→ **Goal of the exercise**:
Give the number of lines that include the string "content", nothing more.

→ **Figure record extracts**:
## Begin
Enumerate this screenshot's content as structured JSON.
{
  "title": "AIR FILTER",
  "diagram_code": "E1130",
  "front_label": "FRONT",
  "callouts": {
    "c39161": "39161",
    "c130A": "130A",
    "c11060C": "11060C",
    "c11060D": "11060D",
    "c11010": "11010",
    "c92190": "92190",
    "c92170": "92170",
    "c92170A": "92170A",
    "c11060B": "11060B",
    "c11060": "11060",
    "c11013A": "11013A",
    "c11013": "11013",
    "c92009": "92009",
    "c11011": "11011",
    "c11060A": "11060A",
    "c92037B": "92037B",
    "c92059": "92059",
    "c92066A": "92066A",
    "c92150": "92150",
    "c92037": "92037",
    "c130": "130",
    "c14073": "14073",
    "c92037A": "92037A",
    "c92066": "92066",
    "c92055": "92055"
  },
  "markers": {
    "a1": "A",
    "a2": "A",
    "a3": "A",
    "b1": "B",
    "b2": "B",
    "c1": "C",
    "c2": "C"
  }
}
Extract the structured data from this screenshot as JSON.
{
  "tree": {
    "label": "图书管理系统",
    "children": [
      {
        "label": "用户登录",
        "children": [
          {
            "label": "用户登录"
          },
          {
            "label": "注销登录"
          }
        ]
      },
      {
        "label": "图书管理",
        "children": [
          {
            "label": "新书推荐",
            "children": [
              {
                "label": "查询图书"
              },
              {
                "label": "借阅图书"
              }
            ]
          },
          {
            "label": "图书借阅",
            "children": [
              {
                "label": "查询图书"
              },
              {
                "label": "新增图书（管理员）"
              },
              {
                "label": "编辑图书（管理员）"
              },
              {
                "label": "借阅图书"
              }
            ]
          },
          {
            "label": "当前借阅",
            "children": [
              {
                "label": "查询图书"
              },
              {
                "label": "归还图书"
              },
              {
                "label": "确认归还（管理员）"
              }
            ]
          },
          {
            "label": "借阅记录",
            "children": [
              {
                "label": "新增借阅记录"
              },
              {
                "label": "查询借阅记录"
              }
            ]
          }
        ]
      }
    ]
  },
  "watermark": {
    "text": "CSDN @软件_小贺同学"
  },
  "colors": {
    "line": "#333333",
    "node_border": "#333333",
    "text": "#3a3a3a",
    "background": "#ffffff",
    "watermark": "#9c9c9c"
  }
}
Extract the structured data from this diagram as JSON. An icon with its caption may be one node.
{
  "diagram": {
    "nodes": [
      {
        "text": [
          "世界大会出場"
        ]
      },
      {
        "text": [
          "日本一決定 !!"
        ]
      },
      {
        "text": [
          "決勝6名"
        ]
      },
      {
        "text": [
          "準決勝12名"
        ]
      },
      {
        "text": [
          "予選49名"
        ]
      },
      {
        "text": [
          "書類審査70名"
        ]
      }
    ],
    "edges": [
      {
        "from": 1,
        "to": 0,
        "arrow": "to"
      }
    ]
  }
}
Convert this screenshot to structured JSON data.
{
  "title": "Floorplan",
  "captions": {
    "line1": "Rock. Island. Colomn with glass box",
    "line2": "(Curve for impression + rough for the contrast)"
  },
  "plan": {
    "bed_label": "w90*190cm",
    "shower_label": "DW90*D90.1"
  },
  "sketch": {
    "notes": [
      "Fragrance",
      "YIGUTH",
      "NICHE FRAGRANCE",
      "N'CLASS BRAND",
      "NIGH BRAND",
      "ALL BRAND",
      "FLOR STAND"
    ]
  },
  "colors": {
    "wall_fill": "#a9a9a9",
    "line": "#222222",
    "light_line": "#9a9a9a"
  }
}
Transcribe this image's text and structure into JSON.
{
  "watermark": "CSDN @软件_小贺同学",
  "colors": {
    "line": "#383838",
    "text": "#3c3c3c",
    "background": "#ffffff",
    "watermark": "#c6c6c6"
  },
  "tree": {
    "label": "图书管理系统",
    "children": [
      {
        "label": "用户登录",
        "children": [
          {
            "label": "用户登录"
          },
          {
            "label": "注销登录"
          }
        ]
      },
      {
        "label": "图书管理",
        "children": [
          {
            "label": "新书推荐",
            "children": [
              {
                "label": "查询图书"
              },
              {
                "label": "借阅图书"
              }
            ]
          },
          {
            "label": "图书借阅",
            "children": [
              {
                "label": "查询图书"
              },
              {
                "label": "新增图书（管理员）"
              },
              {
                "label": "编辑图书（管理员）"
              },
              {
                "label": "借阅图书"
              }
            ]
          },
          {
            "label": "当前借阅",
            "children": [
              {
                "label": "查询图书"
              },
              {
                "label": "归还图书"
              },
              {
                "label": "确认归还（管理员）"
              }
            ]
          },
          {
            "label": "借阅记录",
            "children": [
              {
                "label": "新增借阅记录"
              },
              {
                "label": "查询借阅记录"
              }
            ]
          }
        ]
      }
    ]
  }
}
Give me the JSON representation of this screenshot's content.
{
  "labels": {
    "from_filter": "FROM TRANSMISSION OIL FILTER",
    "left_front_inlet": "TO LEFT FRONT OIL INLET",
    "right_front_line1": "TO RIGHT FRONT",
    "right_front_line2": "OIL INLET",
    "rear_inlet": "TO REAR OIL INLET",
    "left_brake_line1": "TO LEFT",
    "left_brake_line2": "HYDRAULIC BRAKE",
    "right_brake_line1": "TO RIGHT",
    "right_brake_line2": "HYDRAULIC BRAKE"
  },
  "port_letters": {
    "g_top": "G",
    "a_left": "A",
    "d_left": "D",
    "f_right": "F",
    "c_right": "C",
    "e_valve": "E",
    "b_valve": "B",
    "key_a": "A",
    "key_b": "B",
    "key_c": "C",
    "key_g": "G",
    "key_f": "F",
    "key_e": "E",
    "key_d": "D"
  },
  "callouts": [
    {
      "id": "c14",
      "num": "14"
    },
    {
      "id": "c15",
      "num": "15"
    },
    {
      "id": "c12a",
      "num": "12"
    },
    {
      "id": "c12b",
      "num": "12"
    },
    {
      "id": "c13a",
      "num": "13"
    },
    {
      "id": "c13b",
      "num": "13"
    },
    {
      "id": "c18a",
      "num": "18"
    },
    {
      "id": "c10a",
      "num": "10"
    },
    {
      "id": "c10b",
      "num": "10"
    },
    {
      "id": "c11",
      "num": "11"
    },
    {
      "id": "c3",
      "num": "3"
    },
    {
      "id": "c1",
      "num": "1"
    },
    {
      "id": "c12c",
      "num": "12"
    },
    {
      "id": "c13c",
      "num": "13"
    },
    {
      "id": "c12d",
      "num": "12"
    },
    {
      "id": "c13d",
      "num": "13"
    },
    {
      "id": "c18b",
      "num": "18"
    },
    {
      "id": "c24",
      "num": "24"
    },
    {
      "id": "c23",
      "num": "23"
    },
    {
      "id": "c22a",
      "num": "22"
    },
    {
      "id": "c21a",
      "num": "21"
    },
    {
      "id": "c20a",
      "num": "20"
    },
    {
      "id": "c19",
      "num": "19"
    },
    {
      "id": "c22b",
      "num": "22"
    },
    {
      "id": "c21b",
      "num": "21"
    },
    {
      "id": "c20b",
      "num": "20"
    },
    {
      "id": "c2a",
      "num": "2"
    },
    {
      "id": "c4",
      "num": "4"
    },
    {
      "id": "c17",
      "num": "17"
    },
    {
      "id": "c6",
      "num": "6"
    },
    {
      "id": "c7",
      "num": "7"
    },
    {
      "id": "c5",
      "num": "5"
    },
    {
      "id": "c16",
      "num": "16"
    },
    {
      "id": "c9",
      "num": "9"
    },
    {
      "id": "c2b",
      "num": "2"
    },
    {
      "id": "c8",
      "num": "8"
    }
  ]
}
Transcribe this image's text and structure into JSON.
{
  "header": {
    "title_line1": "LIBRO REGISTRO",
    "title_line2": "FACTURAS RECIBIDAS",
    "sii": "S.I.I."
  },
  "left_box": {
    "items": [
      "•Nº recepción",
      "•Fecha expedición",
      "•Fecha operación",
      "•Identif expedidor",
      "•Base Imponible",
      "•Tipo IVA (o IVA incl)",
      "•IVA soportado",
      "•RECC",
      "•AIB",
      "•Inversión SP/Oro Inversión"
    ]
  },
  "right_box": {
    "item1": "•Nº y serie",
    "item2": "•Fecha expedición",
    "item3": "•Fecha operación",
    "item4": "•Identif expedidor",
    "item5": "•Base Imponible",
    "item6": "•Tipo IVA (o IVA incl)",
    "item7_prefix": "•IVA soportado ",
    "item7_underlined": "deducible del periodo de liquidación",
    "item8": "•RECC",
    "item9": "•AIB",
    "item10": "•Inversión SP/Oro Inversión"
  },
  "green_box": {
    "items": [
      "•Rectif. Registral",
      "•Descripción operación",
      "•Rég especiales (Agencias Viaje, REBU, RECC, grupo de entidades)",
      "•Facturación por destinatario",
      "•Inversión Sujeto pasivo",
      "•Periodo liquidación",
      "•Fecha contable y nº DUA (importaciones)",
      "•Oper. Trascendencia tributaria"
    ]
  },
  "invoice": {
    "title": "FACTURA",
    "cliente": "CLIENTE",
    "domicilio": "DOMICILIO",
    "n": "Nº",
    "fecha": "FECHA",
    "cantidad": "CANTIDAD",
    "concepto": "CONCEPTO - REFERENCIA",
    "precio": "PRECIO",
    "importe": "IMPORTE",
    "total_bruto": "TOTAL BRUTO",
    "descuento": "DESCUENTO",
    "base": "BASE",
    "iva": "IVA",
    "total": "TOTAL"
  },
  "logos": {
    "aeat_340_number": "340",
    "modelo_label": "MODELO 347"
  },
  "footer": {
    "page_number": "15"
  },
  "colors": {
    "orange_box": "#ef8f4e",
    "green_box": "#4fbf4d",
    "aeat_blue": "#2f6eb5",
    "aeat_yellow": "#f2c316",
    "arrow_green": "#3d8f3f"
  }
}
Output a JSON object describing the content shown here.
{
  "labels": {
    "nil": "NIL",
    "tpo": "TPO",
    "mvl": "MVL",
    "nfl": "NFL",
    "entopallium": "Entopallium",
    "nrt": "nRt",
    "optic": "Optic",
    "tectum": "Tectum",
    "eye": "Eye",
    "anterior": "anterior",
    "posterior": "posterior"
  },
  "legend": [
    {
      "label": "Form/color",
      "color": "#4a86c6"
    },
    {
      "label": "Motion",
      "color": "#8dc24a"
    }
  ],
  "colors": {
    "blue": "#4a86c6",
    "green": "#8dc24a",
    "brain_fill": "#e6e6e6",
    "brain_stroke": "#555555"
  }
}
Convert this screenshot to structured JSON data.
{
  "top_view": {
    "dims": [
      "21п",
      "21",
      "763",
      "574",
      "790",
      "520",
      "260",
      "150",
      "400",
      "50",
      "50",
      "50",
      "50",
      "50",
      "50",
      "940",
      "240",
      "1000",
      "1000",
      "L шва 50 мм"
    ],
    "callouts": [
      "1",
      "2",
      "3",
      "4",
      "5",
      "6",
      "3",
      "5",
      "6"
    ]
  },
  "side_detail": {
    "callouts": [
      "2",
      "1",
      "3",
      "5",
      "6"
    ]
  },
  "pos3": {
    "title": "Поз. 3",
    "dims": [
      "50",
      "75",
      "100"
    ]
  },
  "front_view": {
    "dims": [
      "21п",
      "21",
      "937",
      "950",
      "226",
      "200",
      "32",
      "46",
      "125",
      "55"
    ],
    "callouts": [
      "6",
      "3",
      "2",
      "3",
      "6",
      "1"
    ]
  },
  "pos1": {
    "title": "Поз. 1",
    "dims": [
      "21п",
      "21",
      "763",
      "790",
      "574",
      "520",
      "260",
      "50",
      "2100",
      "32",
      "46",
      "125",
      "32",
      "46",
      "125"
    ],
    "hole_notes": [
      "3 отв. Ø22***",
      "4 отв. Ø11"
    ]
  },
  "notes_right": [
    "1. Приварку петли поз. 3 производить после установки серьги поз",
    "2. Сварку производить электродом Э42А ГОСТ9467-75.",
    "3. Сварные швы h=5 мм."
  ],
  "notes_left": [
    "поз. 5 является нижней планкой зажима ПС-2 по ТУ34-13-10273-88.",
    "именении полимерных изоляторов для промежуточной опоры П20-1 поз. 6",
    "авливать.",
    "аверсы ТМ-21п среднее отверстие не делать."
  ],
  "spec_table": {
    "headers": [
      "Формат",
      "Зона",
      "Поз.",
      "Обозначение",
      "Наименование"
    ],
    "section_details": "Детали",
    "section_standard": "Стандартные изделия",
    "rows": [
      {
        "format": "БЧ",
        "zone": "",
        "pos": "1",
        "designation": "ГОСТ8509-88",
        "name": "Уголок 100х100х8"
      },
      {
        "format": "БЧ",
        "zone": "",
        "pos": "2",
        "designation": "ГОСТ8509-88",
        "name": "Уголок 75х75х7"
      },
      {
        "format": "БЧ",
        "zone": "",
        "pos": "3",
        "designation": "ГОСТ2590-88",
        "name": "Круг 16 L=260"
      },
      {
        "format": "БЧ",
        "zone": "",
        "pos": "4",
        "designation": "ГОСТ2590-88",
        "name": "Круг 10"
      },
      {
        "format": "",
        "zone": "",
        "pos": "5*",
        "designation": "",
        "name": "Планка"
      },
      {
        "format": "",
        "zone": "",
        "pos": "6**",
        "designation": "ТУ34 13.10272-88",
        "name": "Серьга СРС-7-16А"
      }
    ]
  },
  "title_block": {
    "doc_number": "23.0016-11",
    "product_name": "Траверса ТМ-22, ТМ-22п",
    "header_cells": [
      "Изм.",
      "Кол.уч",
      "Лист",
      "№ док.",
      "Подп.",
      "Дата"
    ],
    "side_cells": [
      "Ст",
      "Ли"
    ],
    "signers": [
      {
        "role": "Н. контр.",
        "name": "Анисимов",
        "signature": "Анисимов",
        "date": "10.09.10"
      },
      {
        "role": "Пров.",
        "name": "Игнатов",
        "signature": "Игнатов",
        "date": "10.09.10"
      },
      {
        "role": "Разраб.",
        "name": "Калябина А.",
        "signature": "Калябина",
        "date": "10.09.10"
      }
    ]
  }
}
## End
→ **Answer for this exercise**:
3